Task inputs =
────

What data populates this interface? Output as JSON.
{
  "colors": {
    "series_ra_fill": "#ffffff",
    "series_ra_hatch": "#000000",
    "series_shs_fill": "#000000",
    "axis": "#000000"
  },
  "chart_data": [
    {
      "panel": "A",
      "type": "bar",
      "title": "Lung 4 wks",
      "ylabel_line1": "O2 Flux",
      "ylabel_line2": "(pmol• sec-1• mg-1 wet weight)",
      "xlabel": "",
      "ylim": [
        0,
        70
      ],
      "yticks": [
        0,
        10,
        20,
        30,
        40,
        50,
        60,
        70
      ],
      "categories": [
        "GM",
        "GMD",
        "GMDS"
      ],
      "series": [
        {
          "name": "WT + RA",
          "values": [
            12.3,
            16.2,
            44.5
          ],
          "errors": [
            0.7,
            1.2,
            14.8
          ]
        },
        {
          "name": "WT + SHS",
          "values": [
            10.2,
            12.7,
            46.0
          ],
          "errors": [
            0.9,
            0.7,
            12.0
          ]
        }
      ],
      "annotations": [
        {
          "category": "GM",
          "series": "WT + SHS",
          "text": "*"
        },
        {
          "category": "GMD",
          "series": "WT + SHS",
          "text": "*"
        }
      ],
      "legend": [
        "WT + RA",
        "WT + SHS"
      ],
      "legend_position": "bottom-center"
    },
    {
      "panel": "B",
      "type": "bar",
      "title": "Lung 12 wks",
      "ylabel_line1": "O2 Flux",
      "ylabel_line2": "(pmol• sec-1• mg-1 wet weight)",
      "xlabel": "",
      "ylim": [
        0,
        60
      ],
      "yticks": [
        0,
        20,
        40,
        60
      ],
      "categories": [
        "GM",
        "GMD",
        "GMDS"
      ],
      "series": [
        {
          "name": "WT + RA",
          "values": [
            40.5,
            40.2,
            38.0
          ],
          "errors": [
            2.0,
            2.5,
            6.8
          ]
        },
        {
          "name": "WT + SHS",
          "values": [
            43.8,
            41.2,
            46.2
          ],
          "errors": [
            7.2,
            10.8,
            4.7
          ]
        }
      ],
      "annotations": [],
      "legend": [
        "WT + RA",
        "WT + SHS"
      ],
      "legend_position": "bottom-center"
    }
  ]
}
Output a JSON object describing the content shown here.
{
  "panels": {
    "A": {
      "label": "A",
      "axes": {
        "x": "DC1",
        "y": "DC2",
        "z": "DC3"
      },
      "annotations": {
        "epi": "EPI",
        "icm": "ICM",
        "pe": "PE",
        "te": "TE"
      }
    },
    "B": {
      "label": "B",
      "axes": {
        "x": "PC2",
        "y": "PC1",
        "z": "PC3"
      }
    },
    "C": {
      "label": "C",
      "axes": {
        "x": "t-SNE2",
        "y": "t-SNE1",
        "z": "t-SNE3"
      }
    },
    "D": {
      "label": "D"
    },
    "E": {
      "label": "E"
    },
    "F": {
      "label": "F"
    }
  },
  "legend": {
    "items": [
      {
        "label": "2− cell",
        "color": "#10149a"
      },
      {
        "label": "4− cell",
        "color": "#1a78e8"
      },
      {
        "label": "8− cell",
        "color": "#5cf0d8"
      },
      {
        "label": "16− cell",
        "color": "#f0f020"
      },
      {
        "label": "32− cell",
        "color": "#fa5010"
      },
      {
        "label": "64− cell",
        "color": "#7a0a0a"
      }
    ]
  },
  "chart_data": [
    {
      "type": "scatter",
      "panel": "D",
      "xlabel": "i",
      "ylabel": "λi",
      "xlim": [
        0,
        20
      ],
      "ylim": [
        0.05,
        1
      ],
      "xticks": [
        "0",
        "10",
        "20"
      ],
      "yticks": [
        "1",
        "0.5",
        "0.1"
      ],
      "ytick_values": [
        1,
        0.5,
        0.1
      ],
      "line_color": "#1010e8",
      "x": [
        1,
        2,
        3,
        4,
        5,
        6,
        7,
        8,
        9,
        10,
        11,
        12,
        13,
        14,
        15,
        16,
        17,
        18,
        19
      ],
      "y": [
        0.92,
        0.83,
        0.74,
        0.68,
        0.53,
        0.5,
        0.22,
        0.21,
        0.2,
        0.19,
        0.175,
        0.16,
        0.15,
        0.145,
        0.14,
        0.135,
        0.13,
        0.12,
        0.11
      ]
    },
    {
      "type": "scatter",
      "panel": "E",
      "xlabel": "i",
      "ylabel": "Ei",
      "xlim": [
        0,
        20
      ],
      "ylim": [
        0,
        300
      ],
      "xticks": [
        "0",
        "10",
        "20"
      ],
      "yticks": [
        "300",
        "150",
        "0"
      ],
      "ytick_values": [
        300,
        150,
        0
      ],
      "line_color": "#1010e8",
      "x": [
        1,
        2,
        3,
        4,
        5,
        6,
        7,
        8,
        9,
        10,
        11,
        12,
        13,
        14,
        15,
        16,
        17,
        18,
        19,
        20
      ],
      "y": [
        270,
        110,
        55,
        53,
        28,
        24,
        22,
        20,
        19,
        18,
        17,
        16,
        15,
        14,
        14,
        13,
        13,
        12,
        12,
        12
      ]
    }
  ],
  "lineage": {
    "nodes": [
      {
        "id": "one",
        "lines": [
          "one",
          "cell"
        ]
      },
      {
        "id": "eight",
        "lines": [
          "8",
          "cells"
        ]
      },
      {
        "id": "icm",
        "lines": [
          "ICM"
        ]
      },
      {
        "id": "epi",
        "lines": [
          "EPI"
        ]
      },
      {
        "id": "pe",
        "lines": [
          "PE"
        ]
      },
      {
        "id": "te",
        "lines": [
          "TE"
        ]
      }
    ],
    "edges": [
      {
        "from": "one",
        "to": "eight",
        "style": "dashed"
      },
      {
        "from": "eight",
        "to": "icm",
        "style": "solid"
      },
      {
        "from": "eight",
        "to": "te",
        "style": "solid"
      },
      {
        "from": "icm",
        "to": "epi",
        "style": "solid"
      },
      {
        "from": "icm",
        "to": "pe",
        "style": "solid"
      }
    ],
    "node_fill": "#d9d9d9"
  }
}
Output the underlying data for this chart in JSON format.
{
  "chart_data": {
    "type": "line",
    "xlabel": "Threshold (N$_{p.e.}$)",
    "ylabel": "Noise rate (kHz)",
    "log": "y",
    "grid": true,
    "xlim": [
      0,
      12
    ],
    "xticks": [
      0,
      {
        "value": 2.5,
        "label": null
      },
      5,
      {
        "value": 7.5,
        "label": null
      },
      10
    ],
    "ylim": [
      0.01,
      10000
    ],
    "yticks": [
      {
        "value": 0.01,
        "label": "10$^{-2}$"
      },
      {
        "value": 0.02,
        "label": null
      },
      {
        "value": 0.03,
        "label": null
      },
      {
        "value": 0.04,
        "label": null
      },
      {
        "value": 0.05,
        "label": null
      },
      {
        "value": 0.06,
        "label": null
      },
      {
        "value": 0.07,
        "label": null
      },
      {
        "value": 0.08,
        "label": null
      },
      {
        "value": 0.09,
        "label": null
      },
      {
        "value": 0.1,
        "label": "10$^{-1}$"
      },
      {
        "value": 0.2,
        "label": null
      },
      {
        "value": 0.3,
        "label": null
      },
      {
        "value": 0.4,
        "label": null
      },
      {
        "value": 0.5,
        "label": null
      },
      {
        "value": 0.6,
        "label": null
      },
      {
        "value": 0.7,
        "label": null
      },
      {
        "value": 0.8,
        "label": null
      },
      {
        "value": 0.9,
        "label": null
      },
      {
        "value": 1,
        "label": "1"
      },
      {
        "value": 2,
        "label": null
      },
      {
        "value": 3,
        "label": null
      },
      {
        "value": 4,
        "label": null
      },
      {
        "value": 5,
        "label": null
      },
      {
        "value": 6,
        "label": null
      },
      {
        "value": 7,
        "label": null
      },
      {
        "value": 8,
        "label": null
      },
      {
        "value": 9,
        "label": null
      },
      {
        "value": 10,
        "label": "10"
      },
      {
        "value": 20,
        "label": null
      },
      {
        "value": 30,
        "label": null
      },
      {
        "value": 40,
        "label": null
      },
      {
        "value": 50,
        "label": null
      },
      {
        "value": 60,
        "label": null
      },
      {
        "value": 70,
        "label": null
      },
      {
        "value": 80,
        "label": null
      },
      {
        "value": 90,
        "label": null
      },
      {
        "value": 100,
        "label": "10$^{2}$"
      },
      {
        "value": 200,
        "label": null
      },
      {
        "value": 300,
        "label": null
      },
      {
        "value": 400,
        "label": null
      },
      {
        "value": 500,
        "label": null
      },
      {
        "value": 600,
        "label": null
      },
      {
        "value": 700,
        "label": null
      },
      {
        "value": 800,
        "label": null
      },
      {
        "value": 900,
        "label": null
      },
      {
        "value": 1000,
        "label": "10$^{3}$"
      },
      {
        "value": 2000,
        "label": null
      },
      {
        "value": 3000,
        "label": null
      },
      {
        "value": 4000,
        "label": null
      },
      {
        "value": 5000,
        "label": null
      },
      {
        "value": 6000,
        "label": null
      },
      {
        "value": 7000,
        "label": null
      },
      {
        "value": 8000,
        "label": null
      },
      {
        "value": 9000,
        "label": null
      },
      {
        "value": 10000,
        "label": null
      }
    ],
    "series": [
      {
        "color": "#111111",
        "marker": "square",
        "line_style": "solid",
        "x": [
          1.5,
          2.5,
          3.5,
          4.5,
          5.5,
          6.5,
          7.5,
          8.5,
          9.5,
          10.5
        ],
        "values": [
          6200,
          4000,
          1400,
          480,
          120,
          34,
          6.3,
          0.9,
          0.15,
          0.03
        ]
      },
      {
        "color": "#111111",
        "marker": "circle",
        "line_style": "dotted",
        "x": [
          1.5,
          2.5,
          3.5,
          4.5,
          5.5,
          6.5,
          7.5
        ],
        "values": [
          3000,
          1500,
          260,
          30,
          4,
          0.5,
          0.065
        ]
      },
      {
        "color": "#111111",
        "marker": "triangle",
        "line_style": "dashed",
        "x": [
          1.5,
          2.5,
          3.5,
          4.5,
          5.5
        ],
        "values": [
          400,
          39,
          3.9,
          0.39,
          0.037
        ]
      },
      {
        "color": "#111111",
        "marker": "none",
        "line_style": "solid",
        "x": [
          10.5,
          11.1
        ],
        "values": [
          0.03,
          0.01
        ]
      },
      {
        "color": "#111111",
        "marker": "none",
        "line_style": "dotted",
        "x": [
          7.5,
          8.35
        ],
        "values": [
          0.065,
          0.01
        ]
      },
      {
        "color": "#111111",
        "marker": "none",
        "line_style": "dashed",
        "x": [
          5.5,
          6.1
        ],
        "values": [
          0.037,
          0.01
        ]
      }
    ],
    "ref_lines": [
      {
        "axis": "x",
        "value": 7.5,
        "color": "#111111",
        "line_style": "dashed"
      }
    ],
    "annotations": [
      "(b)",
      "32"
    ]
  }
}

────

Given instruction =
Each line of the data that includes the word "JSON" counts once; report the total and nothing more.

Written reply =
3